• [PROVIDED DATA]:
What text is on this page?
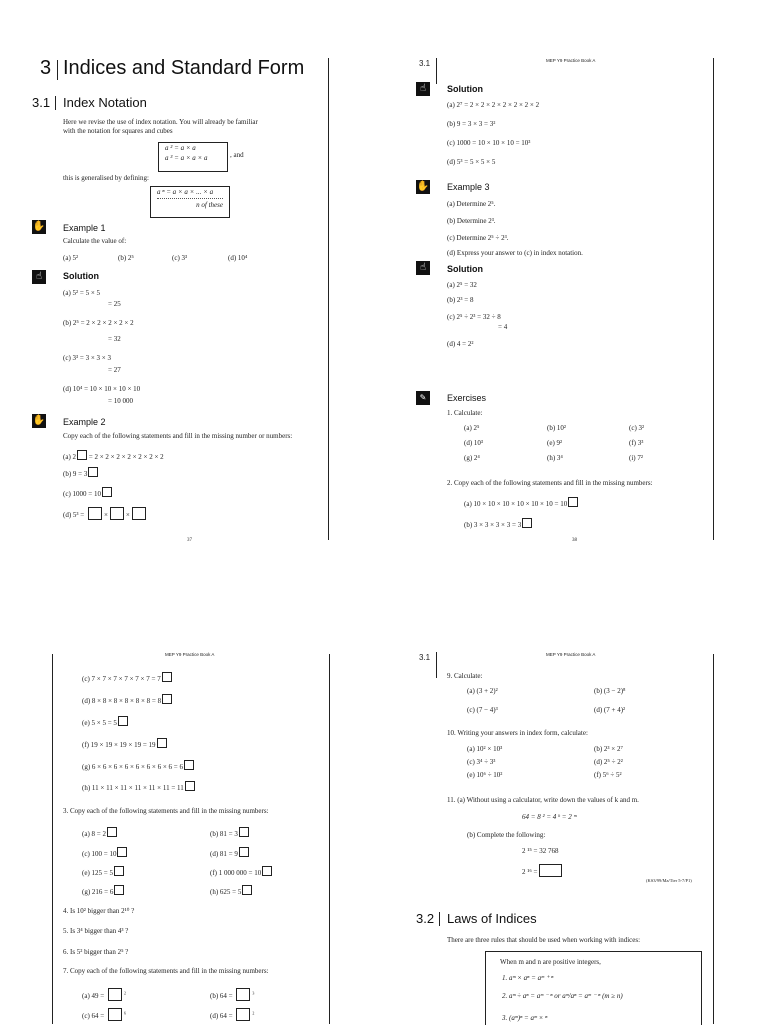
3 Indices and Standard Form
3.1 Index Notation
Here we revise the use of index notation. You will already be familiar
with the notation for squares and cubes
a ² = a × a
a ³ = a × a × a	, and
this is generalised by defining:
a ⁿ = a × a × ... × a
n of these
✋ Example 1
Calculate the value of:
(a) 5²	(b) 2⁵	(c) 3³	(d) 10⁴
☝	Solution
(a) 5² = 5 × 5
= 25
(b) 2⁵ = 2 × 2 × 2 × 2 × 2
= 32
(c) 3³ = 3 × 3 × 3
= 27
(d) 10⁴ = 10 × 10 × 10 × 10
= 10 000
✋ Example 2
Copy each of the following statements and fill in the missing number or numbers:
(a) 2 = 2 × 2 × 2 × 2 × 2 × 2 × 2
(b) 9 = 3
(c) 1000 = 10
(d) 5³ =	×	×
37
3.1	MEP Y9 Practice Book A
☝	Solution
(a) 2⁷ = 2 × 2 × 2 × 2 × 2 × 2 × 2
(b) 9 = 3 × 3 = 3²
(c) 1000 = 10 × 10 × 10 = 10³
(d) 5³ = 5 × 5 × 5
✋ Example 3
(a) Determine 2⁵.
(b) Determine 2³.
(c) Determine 2⁵ ÷ 2³.
(d) Express your answer to (c) in index notation.
☝	Solution
(a) 2⁵ = 32
(b) 2³ = 8
(c) 2⁵ ÷ 2³ = 32 ÷ 8
= 4
(d) 4 = 2²
✎	Exercises
1. Calculate:
(a) 2⁵	(b) 10²	(c) 3²
(d) 10³	(e) 9²	(f) 3³
(g) 2⁴	(h) 3⁴	(i) 7²
2. Copy each of the following statements and fill in the missing numbers:
(a) 10 × 10 × 10 × 10 × 10 × 10 = 10
(b) 3 × 3 × 3 × 3 = 3
38
MEP Y9 Practice Book A
(c) 7 × 7 × 7 × 7 × 7 × 7 = 7
(d) 8 × 8 × 8 × 8 × 8 × 8 = 8
(e) 5 × 5 = 5
(f) 19 × 19 × 19 × 19 = 19
(g) 6 × 6 × 6 × 6 × 6 × 6 × 6 × 6 = 6
(h) 11 × 11 × 11 × 11 × 11 × 11 = 11
3. Copy each of the following statements and fill in the missing numbers:
(a) 8 = 2	(b) 81 = 3
(c) 100 = 10	(d) 81 = 9
(e) 125 = 5	(f) 1 000 000 = 10
(g) 216 = 6	(h) 625 = 5
4. Is 10² bigger than 2¹⁰ ?
5. Is 3⁴ bigger than 4³ ?
6. Is 5² bigger than 2⁵ ?
7. Copy each of the following statements and fill in the missing numbers:
(a) 49 =	$^2$	(b) 64 =	$^3$
(c) 64 =	$^6$	(d) 64 =	$^2$
3.1	MEP Y9 Practice Book A
9. Calculate:
(a) (3 + 2)²	(b) (3 − 2)⁸
(c) (7 − 4)³	(d) (7 + 4)²
10. Writing your answers in index form, calculate:
(a) 10² × 10³	(b) 2³ × 2⁷
(c) 3⁴ ÷ 3³	(d) 2⁵ ÷ 2²
(e) 10⁶ ÷ 10²	(f) 5⁶ ÷ 5²
11. (a) Without using a calculator, write down the values of k and m.
64 = 8 ² = 4 ᵏ = 2 ᵐ
(b) Complete the following:
2 ¹⁵ = 32 768
2 ¹⁶ =
(KS3/99/Ma/Tier 5-7/P1)
3.2 Laws of Indices
There are three rules that should be used when working with indices:
When m and n are positive integers,
1. aᵐ × aⁿ = aᵐ ⁺ ⁿ
2. aᵐ ÷ aⁿ = aᵐ ⁻ ⁿ or aᵐ/aⁿ = aᵐ ⁻ ⁿ (m ≥ n)
3. (aᵐ)ⁿ = aᵐ × ⁿ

• [GIVEN REQUEST]: Lines containing the string "fill" are to be selected and copied.

• [ANSWER IN FULL]:
Copy each of the following statements and fill in the missing number or numbers:
2. Copy each of the following statements and fill in the missing numbers:
3. Copy each of the following statements and fill in the missing numbers:
7. Copy each of the following statements and fill in the missing numbers:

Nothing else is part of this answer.